The task |
Can you retype every record below exactly as written?

Supplied records |
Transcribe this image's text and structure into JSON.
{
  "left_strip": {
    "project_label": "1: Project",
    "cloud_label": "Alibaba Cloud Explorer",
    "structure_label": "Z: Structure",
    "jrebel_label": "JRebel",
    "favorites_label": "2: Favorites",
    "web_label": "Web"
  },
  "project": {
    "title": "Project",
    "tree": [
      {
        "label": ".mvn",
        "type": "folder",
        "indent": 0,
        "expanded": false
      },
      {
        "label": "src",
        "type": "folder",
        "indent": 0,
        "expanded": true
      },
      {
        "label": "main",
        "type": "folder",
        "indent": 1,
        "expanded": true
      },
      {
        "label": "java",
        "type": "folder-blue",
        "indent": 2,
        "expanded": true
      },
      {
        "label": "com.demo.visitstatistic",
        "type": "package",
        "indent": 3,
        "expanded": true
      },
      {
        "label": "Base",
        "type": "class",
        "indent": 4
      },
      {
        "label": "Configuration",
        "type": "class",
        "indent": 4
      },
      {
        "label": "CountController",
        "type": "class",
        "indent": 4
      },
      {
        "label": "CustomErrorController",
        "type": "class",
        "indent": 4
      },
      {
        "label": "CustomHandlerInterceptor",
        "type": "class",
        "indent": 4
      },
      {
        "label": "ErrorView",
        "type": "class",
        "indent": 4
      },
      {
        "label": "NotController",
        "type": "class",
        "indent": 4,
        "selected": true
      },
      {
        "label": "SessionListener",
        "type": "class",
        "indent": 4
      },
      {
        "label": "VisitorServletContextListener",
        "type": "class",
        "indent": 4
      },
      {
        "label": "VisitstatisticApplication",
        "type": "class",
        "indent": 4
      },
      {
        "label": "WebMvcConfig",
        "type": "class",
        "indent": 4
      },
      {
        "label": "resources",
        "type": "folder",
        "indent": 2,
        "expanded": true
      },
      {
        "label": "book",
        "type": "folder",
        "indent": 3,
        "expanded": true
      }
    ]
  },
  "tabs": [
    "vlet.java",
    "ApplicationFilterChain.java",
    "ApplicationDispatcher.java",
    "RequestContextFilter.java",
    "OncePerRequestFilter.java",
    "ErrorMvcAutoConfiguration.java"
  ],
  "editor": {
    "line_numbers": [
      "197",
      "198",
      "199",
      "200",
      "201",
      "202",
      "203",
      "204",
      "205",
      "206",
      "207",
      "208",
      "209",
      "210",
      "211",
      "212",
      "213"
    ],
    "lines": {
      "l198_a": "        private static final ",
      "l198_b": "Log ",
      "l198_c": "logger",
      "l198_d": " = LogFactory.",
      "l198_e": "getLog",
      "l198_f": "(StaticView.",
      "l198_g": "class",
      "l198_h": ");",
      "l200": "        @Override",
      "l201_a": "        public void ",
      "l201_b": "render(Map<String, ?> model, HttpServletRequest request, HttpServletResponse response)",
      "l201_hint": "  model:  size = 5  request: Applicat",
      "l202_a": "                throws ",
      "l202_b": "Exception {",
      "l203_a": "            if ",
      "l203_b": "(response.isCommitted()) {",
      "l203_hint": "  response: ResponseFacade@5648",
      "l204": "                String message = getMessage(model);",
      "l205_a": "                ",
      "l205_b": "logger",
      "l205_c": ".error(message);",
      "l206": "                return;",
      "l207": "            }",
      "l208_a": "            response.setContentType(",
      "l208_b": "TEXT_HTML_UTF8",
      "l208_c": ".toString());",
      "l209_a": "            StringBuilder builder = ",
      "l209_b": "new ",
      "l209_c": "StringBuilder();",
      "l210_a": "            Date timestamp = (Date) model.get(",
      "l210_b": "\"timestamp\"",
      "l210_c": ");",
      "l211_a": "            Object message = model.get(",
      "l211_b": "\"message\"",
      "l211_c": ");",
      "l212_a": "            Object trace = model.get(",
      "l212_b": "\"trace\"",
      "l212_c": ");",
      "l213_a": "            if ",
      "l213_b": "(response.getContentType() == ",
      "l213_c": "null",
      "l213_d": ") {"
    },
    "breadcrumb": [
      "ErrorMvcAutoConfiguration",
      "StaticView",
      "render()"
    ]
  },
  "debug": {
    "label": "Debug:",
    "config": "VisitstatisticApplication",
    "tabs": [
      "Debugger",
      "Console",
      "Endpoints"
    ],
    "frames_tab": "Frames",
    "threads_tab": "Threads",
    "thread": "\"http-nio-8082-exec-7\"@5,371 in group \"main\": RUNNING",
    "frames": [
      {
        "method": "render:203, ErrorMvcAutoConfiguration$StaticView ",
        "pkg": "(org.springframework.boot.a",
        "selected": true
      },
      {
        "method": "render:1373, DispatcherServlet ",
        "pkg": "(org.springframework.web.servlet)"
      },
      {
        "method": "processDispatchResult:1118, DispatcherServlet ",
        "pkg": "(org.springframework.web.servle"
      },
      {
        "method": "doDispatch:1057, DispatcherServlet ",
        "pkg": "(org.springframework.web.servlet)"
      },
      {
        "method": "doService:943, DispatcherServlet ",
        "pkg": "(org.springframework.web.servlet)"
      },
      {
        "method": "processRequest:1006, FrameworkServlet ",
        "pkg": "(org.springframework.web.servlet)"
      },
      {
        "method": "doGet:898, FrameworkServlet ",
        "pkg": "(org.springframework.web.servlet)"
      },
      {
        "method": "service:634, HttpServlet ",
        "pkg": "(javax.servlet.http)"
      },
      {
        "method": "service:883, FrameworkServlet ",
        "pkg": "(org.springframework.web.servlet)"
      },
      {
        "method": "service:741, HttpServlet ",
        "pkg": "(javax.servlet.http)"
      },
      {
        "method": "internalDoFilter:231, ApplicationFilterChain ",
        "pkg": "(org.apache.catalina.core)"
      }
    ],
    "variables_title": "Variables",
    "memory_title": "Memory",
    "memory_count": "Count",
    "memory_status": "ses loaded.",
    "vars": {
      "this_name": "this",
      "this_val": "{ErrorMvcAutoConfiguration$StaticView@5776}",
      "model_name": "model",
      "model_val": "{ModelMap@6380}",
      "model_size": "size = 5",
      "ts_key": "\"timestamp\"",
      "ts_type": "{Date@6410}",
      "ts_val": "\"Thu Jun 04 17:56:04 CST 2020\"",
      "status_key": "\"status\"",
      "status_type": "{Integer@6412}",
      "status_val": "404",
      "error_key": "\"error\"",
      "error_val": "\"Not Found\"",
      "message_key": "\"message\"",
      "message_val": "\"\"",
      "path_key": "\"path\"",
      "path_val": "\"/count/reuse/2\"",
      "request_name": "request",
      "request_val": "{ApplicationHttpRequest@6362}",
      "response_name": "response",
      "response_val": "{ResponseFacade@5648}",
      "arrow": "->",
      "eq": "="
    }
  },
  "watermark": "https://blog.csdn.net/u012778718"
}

Answer to this exercise |
Transcribe this image's text and structure into JSON.
{
  "left_strip": {
    "project_label": "1: Project",
    "cloud_label": "Alibaba Cloud Explorer",
    "structure_label": "Z: Structure",
    "jrebel_label": "JRebel",
    "favorites_label": "2: Favorites",
    "web_label": "Web"
  },
  "project": {
    "title": "Project",
    "tree": [
      {
        "label": ".mvn",
        "type": "folder",
        "indent": 0,
        "expanded": false
      },
      {
        "label": "src",
        "type": "folder",
        "indent": 0,
        "expanded": true
      },
      {
        "label": "main",
        "type": "folder",
        "indent": 1,
        "expanded": true
      },
      {
        "label": "java",
        "type": "folder-blue",
        "indent": 2,
        "expanded": true
      },
      {
        "label": "com.demo.visitstatistic",
        "type": "package",
        "indent": 3,
        "expanded": true
      },
      {
        "label": "Base",
        "type": "class",
        "indent": 4
      },
      {
        "label": "Configuration",
        "type": "class",
        "indent": 4
      },
      {
        "label": "CountController",
        "type": "class",
        "indent": 4
      },
      {
        "label": "CustomErrorController",
        "type": "class",
        "indent": 4
      },
      {
        "label": "CustomHandlerInterceptor",
        "type": "class",
        "indent": 4
      },
      {
        "label": "ErrorView",
        "type": "class",
        "indent": 4
      },
      {
        "label": "NotController",
        "type": "class",
        "indent": 4,
        "selected": true
      },
      {
        "label": "SessionListener",
        "type": "class",
        "indent": 4
      },
      {
        "label": "VisitorServletContextListener",
        "type": "class",
        "indent": 4
      },
      {
        "label": "VisitstatisticApplication",
        "type": "class",
        "indent": 4
      },
      {
        "label": "WebMvcConfig",
        "type": "class",
        "indent": 4
      },
      {
        "label": "resources",
        "type": "folder",
        "indent": 2,
        "expanded": true
      },
      {
        "label": "book",
        "type": "folder",
        "indent": 3,
        "expanded": true
      }
    ]
  },
  "tabs": [
    "vlet.java",
    "ApplicationFilterChain.java",
    "ApplicationDispatcher.java",
    "RequestContextFilter.java",
    "OncePerRequestFilter.java",
    "ErrorMvcAutoConfiguration.java"
  ],
  "editor": {
    "line_numbers": [
      "197",
      "198",
      "199",
      "200",
      "201",
      "202",
      "203",
      "204",
      "205",
      "206",
      "207",
      "208",
      "209",
      "210",
      "211",
      "212",
      "213"
    ],
    "lines": {
      "l198_a": "        private static final ",
      "l198_b": "Log ",
      "l198_c": "logger",
      "l198_d": " = LogFactory.",
      "l198_e": "getLog",
      "l198_f": "(StaticView.",
      "l198_g": "class",
      "l198_h": ");",
      "l200": "        @Override",
      "l201_a": "        public void ",
      "l201_b": "render(Map<String, ?> model, HttpServletRequest request, HttpServletResponse response)",
      "l201_hint": "  model:  size = 5  request: Applicat",
      "l202_a": "                throws ",
      "l202_b": "Exception {",
      "l203_a": "            if ",
      "l203_b": "(response.isCommitted()) {",
      "l203_hint": "  response: ResponseFacade@5648",
      "l204": "                String message = getMessage(model);",
      "l205_a": "                ",
      "l205_b": "logger",
      "l205_c": ".error(message);",
      "l206": "                return;",
      "l207": "            }",
      "l208_a": "            response.setContentType(",
      "l208_b": "TEXT_HTML_UTF8",
      "l208_c": ".toString());",
      "l209_a": "            StringBuilder builder = ",
      "l209_b": "new ",
      "l209_c": "StringBuilder();",
      "l210_a": "            Date timestamp = (Date) model.get(",
      "l210_b": "\"timestamp\"",
      "l210_c": ");",
      "l211_a": "            Object message = model.get(",
      "l211_b": "\"message\"",
      "l211_c": ");",
      "l212_a": "            Object trace = model.get(",
      "l212_b": "\"trace\"",
      "l212_c": ");",
      "l213_a": "            if ",
      "l213_b": "(response.getContentType() == ",
      "l213_c": "null",
      "l213_d": ") {"
    },
    "breadcrumb": [
      "ErrorMvcAutoConfiguration",
      "StaticView",
      "render()"
    ]
  },
  "debug": {
    "label": "Debug:",
    "config": "VisitstatisticApplication",
    "tabs": [
      "Debugger",
      "Console",
      "Endpoints"
    ],
    "frames_tab": "Frames",
    "threads_tab": "Threads",
    "thread": "\"http-nio-8082-exec-7\"@5,371 in group \"main\": RUNNING",
    "frames": [
      {
        "method": "render:203, ErrorMvcAutoConfiguration$StaticView ",
        "pkg": "(org.springframework.boot.a",
        "selected": true
      },
      {
        "method": "render:1373, DispatcherServlet ",
        "pkg": "(org.springframework.web.servlet)"
      },
      {
        "method": "processDispatchResult:1118, DispatcherServlet ",
        "pkg": "(org.springframework.web.servle"
      },
      {
        "method": "doDispatch:1057, DispatcherServlet ",
        "pkg": "(org.springframework.web.servlet)"
      },
      {
        "method": "doService:943, DispatcherServlet ",
        "pkg": "(org.springframework.web.servlet)"
      },
      {
        "method": "processRequest:1006, FrameworkServlet ",
        "pkg": "(org.springframework.web.servlet)"
      },
      {
        "method": "doGet:898, FrameworkServlet ",
        "pkg": "(org.springframework.web.servlet)"
      },
      {
        "method": "service:634, HttpServlet ",
        "pkg": "(javax.servlet.http)"
      },
      {
        "method": "service:883, FrameworkServlet ",
        "pkg": "(org.springframework.web.servlet)"
      },
      {
        "method": "service:741, HttpServlet ",
        "pkg": "(javax.servlet.http)"
      },
      {
        "method": "internalDoFilter:231, ApplicationFilterChain ",
        "pkg": "(org.apache.catalina.core)"
      }
    ],
    "variables_title": "Variables",
    "memory_title": "Memory",
    "memory_count": "Count",
    "memory_status": "ses loaded.",
    "vars": {
      "this_name": "this",
      "this_val": "{ErrorMvcAutoConfiguration$StaticView@5776}",
      "model_name": "model",
      "model_val": "{ModelMap@6380}",
      "model_size": "size = 5",
      "ts_key": "\"timestamp\"",
      "ts_type": "{Date@6410}",
      "ts_val": "\"Thu Jun 04 17:56:04 CST 2020\"",
      "status_key": "\"status\"",
      "status_type": "{Integer@6412}",
      "status_val": "404",
      "error_key": "\"error\"",
      "error_val": "\"Not Found\"",
      "message_key": "\"message\"",
      "message_val": "\"\"",
      "path_key": "\"path\"",
      "path_val": "\"/count/reuse/2\"",
      "request_name": "request",
      "request_val": "{ApplicationHttpRequest@6362}",
      "response_name": "response",
      "response_val": "{ResponseFacade@5648}",
      "arrow": "->",
      "eq": "="
    }
  },
  "watermark": "https://blog.csdn.net/u012778718"
}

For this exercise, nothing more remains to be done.